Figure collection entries
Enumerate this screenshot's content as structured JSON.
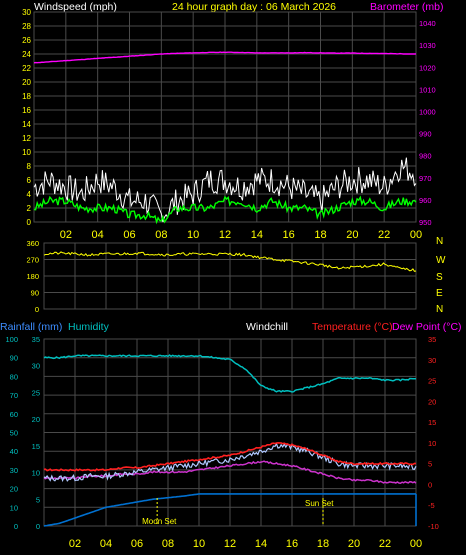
{
  "header": {
    "left_title": "Windspeed (mph)",
    "center_title": "24 hour graph day : 06 March 2026",
    "right_title": "Barometer (mb)"
  },
  "wind_panel": {
    "ticks": [
      "30",
      "28",
      "26",
      "24",
      "22",
      "20",
      "18",
      "16",
      "14",
      "12",
      "10",
      "8",
      "6",
      "4",
      "2",
      "0"
    ],
    "baro_ticks": [
      "1040",
      "1030",
      "1020",
      "1010",
      "1000",
      "990",
      "980",
      "970",
      "960",
      "950"
    ]
  },
  "direction_panel": {
    "ticks": [
      "360",
      "270",
      "180",
      "90",
      "0"
    ],
    "compass": [
      "N",
      "W",
      "S",
      "E",
      "N"
    ]
  },
  "bottom_header": {
    "rainfall": "Rainfall (mm)",
    "humidity": "Humidity",
    "windchill": "Windchill",
    "temperature": "Temperature (°C)",
    "dewpoint": "Dew Point (°C)"
  },
  "bottom_panel": {
    "hum_ticks": [
      "100",
      "90",
      "80",
      "70",
      "60",
      "50",
      "40",
      "30",
      "20",
      "10",
      "0"
    ],
    "rain_ticks": [
      "35",
      "30",
      "25",
      "20",
      "15",
      "10",
      "5",
      "0"
    ],
    "temp_ticks": [
      "35",
      "30",
      "25",
      "20",
      "15",
      "10",
      "5",
      "0",
      "-5",
      "-10"
    ],
    "moon_set": "Moon Set",
    "sun_set": "Sun Set"
  },
  "x_labels": [
    "02",
    "04",
    "06",
    "08",
    "10",
    "12",
    "14",
    "16",
    "18",
    "20",
    "22",
    "00"
  ],
  "colors": {
    "background": "#000000",
    "grid": "#4a4a4a",
    "wind_gust": "#ffffff",
    "wind_avg": "#00ff00",
    "barometer": "#ff00ff",
    "direction": "#ffff00",
    "rainfall": "#0070d0",
    "humidity": "#00bfbf",
    "windchill": "#b0c8ff",
    "temperature": "#ff2020",
    "dewpoint": "#cc33cc",
    "axis_yellow": "#ffff00",
    "axis_cyan": "#00c0c0",
    "axis_red": "#ff2020",
    "axis_magenta": "#ff00ff"
  },
  "chart_data": [
    {
      "type": "line",
      "title": "24 hour graph day : 06 March 2026",
      "x_hours": [
        0,
        1,
        2,
        3,
        4,
        5,
        6,
        7,
        8,
        9,
        10,
        11,
        12,
        13,
        14,
        15,
        16,
        17,
        18,
        19,
        20,
        21,
        22,
        23,
        24
      ],
      "ylim": [
        0,
        30
      ],
      "y2lim": [
        950,
        1045
      ],
      "series": [
        {
          "name": "Windspeed (mph)",
          "kind": "gust",
          "values": [
            5,
            6,
            5,
            4,
            6,
            5,
            3,
            3,
            1,
            3,
            4,
            6,
            6,
            5,
            6,
            6,
            5,
            4,
            3,
            5,
            6,
            6,
            5,
            8,
            7
          ]
        },
        {
          "name": "Windspeed (mph)",
          "kind": "average",
          "values": [
            2,
            3,
            3,
            2,
            2,
            2,
            1,
            1,
            0,
            2,
            2,
            2,
            3,
            3,
            2,
            3,
            2,
            2,
            1,
            2,
            3,
            3,
            2,
            3,
            3
          ]
        },
        {
          "name": "Barometer (mb)",
          "values": [
            1022,
            1022.5,
            1023,
            1023.5,
            1024,
            1024.5,
            1025,
            1025.5,
            1026,
            1026.3,
            1026.5,
            1026.7,
            1026.8,
            1026.7,
            1026.5,
            1026.5,
            1026.5,
            1026.6,
            1026.5,
            1026.4,
            1026.4,
            1026.3,
            1026.2,
            1026.1,
            1026
          ]
        }
      ]
    },
    {
      "type": "line",
      "x_hours": [
        0,
        1,
        2,
        3,
        4,
        5,
        6,
        7,
        8,
        9,
        10,
        11,
        12,
        13,
        14,
        15,
        16,
        17,
        18,
        19,
        20,
        21,
        22,
        23,
        24
      ],
      "ylim": [
        0,
        360
      ],
      "series": [
        {
          "name": "Wind direction",
          "values": [
            300,
            305,
            300,
            295,
            300,
            300,
            305,
            300,
            295,
            300,
            300,
            300,
            300,
            295,
            280,
            270,
            260,
            250,
            240,
            220,
            230,
            235,
            245,
            220,
            210
          ]
        }
      ]
    },
    {
      "type": "line",
      "x_hours": [
        0,
        1,
        2,
        3,
        4,
        5,
        6,
        7,
        8,
        9,
        10,
        11,
        12,
        13,
        14,
        15,
        16,
        17,
        18,
        19,
        20,
        21,
        22,
        23,
        24
      ],
      "ylim": [
        -10,
        35
      ],
      "y2lim": [
        0,
        100
      ],
      "series": [
        {
          "name": "Humidity",
          "values": [
            90,
            90,
            91,
            91,
            91,
            91,
            91,
            91,
            91,
            91,
            91,
            90,
            89,
            84,
            75,
            72,
            72,
            74,
            76,
            79,
            79,
            79,
            78,
            78,
            79
          ]
        },
        {
          "name": "Temperature (°C)",
          "values": [
            3.5,
            3.5,
            3.5,
            3.5,
            3.5,
            4,
            4,
            4.5,
            5,
            5.5,
            6,
            6.5,
            7,
            8,
            9,
            10,
            9.5,
            8.5,
            7,
            5.5,
            5,
            5,
            5,
            5,
            5
          ]
        },
        {
          "name": "Windchill",
          "values": [
            1.5,
            1.5,
            1.5,
            2,
            2,
            2.5,
            3,
            3.5,
            4,
            4.5,
            5,
            5.5,
            6,
            7,
            8,
            9.5,
            9,
            8,
            6.5,
            5,
            4.5,
            4.5,
            4.5,
            4.5,
            4
          ]
        },
        {
          "name": "Dew Point (°C)",
          "values": [
            1.5,
            1.5,
            1.5,
            2,
            2,
            2.5,
            2.5,
            3,
            3,
            3,
            3.5,
            4,
            4.5,
            5,
            5.5,
            5,
            4.5,
            3.5,
            2.5,
            1.5,
            1,
            1,
            0.5,
            0.5,
            0.5
          ]
        },
        {
          "name": "Rainfall (mm)",
          "values": [
            0,
            0.5,
            1.5,
            2.5,
            3.5,
            4,
            4.5,
            5,
            5.3,
            5.6,
            6,
            6,
            6,
            6,
            6,
            6,
            6,
            6,
            6,
            6,
            6,
            6,
            6,
            6,
            6
          ]
        }
      ]
    }
  ]
}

→ **PROBLEM DESCRIPTION**
Leave the pictures out, and print every line of the listing exactly as written.

→ **THE COMPLETED TASK**
Enumerate this screenshot's content as structured JSON.
{
  "header": {
    "left_title": "Windspeed (mph)",
    "center_title": "24 hour graph day : 06 March 2026",
    "right_title": "Barometer (mb)"
  },
  "wind_panel": {
    "ticks": [
      "30",
      "28",
      "26",
      "24",
      "22",
      "20",
      "18",
      "16",
      "14",
      "12",
      "10",
      "8",
      "6",
      "4",
      "2",
      "0"
    ],
    "baro_ticks": [
      "1040",
      "1030",
      "1020",
      "1010",
      "1000",
      "990",
      "980",
      "970",
      "960",
      "950"
    ]
  },
  "direction_panel": {
    "ticks": [
      "360",
      "270",
      "180",
      "90",
      "0"
    ],
    "compass": [
      "N",
      "W",
      "S",
      "E",
      "N"
    ]
  },
  "bottom_header": {
    "rainfall": "Rainfall (mm)",
    "humidity": "Humidity",
    "windchill": "Windchill",
    "temperature": "Temperature (°C)",
    "dewpoint": "Dew Point (°C)"
  },
  "bottom_panel": {
    "hum_ticks": [
      "100",
      "90",
      "80",
      "70",
      "60",
      "50",
      "40",
      "30",
      "20",
      "10",
      "0"
    ],
    "rain_ticks": [
      "35",
      "30",
      "25",
      "20",
      "15",
      "10",
      "5",
      "0"
    ],
    "temp_ticks": [
      "35",
      "30",
      "25",
      "20",
      "15",
      "10",
      "5",
      "0",
      "-5",
      "-10"
    ],
    "moon_set": "Moon Set",
    "sun_set": "Sun Set"
  },
  "x_labels": [
    "02",
    "04",
    "06",
    "08",
    "10",
    "12",
    "14",
    "16",
    "18",
    "20",
    "22",
    "00"
  ],
  "colors": {
    "background": "#000000",
    "grid": "#4a4a4a",
    "wind_gust": "#ffffff",
    "wind_avg": "#00ff00",
    "barometer": "#ff00ff",
    "direction": "#ffff00",
    "rainfall": "#0070d0",
    "humidity": "#00bfbf",
    "windchill": "#b0c8ff",
    "temperature": "#ff2020",
    "dewpoint": "#cc33cc",
    "axis_yellow": "#ffff00",
    "axis_cyan": "#00c0c0",
    "axis_red": "#ff2020",
    "axis_magenta": "#ff00ff"
  },
  "chart_data": [
    {
      "type": "line",
      "title": "24 hour graph day : 06 March 2026",
      "x_hours": [
        0,
        1,
        2,
        3,
        4,
        5,
        6,
        7,
        8,
        9,
        10,
        11,
        12,
        13,
        14,
        15,
        16,
        17,
        18,
        19,
        20,
        21,
        22,
        23,
        24
      ],
      "ylim": [
        0,
        30
      ],
      "y2lim": [
        950,
        1045
      ],
      "series": [
        {
          "name": "Windspeed (mph)",
          "kind": "gust",
          "values": [
            5,
            6,
            5,
            4,
            6,
            5,
            3,
            3,
            1,
            3,
            4,
            6,
            6,
            5,
            6,
            6,
            5,
            4,
            3,
            5,
            6,
            6,
            5,
            8,
            7
          ]
        },
        {
          "name": "Windspeed (mph)",
          "kind": "average",
          "values": [
            2,
            3,
            3,
            2,
            2,
            2,
            1,
            1,
            0,
            2,
            2,
            2,
            3,
            3,
            2,
            3,
            2,
            2,
            1,
            2,
            3,
            3,
            2,
            3,
            3
          ]
        },
        {
          "name": "Barometer (mb)",
          "values": [
            1022,
            1022.5,
            1023,
            1023.5,
            1024,
            1024.5,
            1025,
            1025.5,
            1026,
            1026.3,
            1026.5,
            1026.7,
            1026.8,
            1026.7,
            1026.5,
            1026.5,
            1026.5,
            1026.6,
            1026.5,
            1026.4,
            1026.4,
            1026.3,
            1026.2,
            1026.1,
            1026
          ]
        }
      ]
    },
    {
      "type": "line",
      "x_hours": [
        0,
        1,
        2,
        3,
        4,
        5,
        6,
        7,
        8,
        9,
        10,
        11,
        12,
        13,
        14,
        15,
        16,
        17,
        18,
        19,
        20,
        21,
        22,
        23,
        24
      ],
      "ylim": [
        0,
        360
      ],
      "series": [
        {
          "name": "Wind direction",
          "values": [
            300,
            305,
            300,
            295,
            300,
            300,
            305,
            300,
            295,
            300,
            300,
            300,
            300,
            295,
            280,
            270,
            260,
            250,
            240,
            220,
            230,
            235,
            245,
            220,
            210
          ]
        }
      ]
    },
    {
      "type": "line",
      "x_hours": [
        0,
        1,
        2,
        3,
        4,
        5,
        6,
        7,
        8,
        9,
        10,
        11,
        12,
        13,
        14,
        15,
        16,
        17,
        18,
        19,
        20,
        21,
        22,
        23,
        24
      ],
      "ylim": [
        -10,
        35
      ],
      "y2lim": [
        0,
        100
      ],
      "series": [
        {
          "name": "Humidity",
          "values": [
            90,
            90,
            91,
            91,
            91,
            91,
            91,
            91,
            91,
            91,
            91,
            90,
            89,
            84,
            75,
            72,
            72,
            74,
            76,
            79,
            79,
            79,
            78,
            78,
            79
          ]
        },
        {
          "name": "Temperature (°C)",
          "values": [
            3.5,
            3.5,
            3.5,
            3.5,
            3.5,
            4,
            4,
            4.5,
            5,
            5.5,
            6,
            6.5,
            7,
            8,
            9,
            10,
            9.5,
            8.5,
            7,
            5.5,
            5,
            5,
            5,
            5,
            5
          ]
        },
        {
          "name": "Windchill",
          "values": [
            1.5,
            1.5,
            1.5,
            2,
            2,
            2.5,
            3,
            3.5,
            4,
            4.5,
            5,
            5.5,
            6,
            7,
            8,
            9.5,
            9,
            8,
            6.5,
            5,
            4.5,
            4.5,
            4.5,
            4.5,
            4
          ]
        },
        {
          "name": "Dew Point (°C)",
          "values": [
            1.5,
            1.5,
            1.5,
            2,
            2,
            2.5,
            2.5,
            3,
            3,
            3,
            3.5,
            4,
            4.5,
            5,
            5.5,
            5,
            4.5,
            3.5,
            2.5,
            1.5,
            1,
            1,
            0.5,
            0.5,
            0.5
          ]
        },
        {
          "name": "Rainfall (mm)",
          "values": [
            0,
            0.5,
            1.5,
            2.5,
            3.5,
            4,
            4.5,
            5,
            5.3,
            5.6,
            6,
            6,
            6,
            6,
            6,
            6,
            6,
            6,
            6,
            6,
            6,
            6,
            6,
            6,
            6
          ]
        }
      ]
    }
  ]
}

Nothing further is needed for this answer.